> Article
Dossier : IMM-445-02

Référence neutre : 2002 CFPI 893

Vancouver (Colombie-Britannique), le mardi 20 août 2002

EN PRÉSENCE DE MADAME LE JUGE DAWSON

ENTRE :

                                                         ISRAEL AGUIRRE FLORES

                                                    et OMAR AGUIRRE BARRERA

                                                                                                                                                   demandeurs

                                                                              - et -

                      LE MINISTRE DE LA CITOYENNETÉ ET DE L'IMMIGRATION

                                                                                                                                                      défendeur

                                  MOTIFS DE L'ORDONNANCE ET ORDONNANCE

LE JUGE DAWSON

[1]                 Les demandeurs, MM. Aguirre Flores et Aguirre Barrera, des cousins, sont des citoyens du Mexique. Ils sollicitent le contrôle judiciaire de la décision par laquelle la Section du statut de réfugié (SSR) de la Commission de l'immigration et du statut de réfugié a refusé, le 3 janvier 2002, de leur reconnaître le statut de réfugié au sens de la Convention.


CONTEXTE

[2]                 MM. Aguirre Flores et Aguirre Barrera prétendent craindre avec raison d'être persécutés au Mexique du fait de leurs prétendues opinions politiques et de leur appartenance à un groupe social, à savoir la famille d'une personne soupçonnée d'être un sympathisant des Zapatistes.

> Segment de données
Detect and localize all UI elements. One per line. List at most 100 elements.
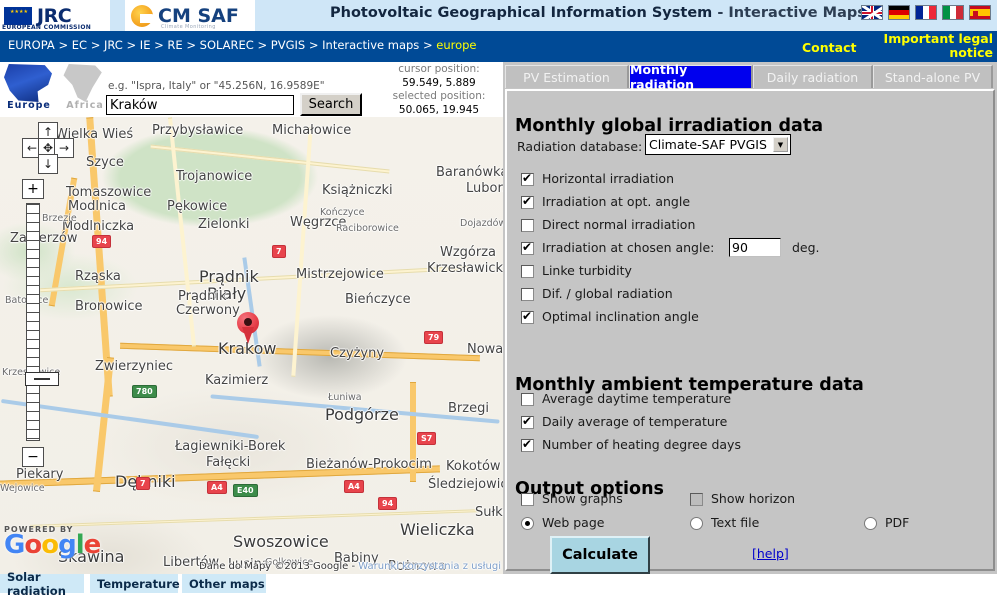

> Consignes
a) Indiquez si chacun des énoncés suivants concorde avec l'article, en répondant par oui ou par non et en citant les mots décisifs du texte : (i) les deux demandeurs sont frères ; (ii) la Section du statut de réfugié a rendu sa décision le 3 janvier 2002 ; (iii) les demandeurs sont citoyens du Guatemala.
b) Réécrivez le passage de l'article qui commence aux mots « [1]                 Les demandeurs, MM. » et s'arrête après « de la Convention. », en remplaçant « cousins » par « frères ».
c) Poursuivez l'article sur la demande de contrôle judiciaire de MM. Aguirre Flores et Aguirre Barrera à partir de sa dernière phrase.

> Corrigé
a)
(i) Non : « des cousins ».
(ii) Oui : « a refusé, le 3 janvier 2002 ».
(iii) Non : « sont des citoyens du Mexique ».

b)
[1]                 Les demandeurs, MM. Aguirre Flores et Aguirre Barrera, des frères, sont des citoyens du Mexique. Ils sollicitent le contrôle judiciaire de la décision par laquelle la Section du statut de réfugié (SSR) de la Commission de l'immigration et du statut de réfugié a refusé, le 3 janvier 2002, de leur reconnaître le statut de réfugié au sens de la Convention.

c)
[3]                 La SSR a considéré que les demandeurs étaient crédibles et dignes de foi. M. Aguirre Flores a déclaré être venu à la rescousse de son frère Mario en 1994, lequel s'était évadé du lieu de détention où il avait été sévèrement battu par des membres de l'armée mexicaine à cause de son appartenance ou de son soutien présumés au mouvement zapatiste.

[4]                 Près de trois ans plus tard, en novembre 1996, M. Aguirre Flores, après avoir été pris pour son frère Mario par l'armée mexicaine, a été détenu, battu et interrogé au sujet de l'endroit où se trouvait son frère, avant d'être relâché. Par suite de cet incident, M. Aguirre Flores et son frère Mario ont déménagé dans différentes provinces du Mexique en janvier 1997. En 1999, Mario s'est enfui au Canada où il a revendiqué et obtenu le statut de réfugié au sens de la Convention.

[5]                 Le 20 décembre 2000, un soldat s'est présenté au lieu de travail de M. Aguirre Flores pour s'enquérir de son adresse. Une fois mis au courant, M. Aguirre Flores s'est réfugié d'abord chez sa nièce et, ensuite, chez son cousin, M. Aguirre Barrera. Il a finalement quitté le Mexique pour venir au Canada le 23 janvier 2001.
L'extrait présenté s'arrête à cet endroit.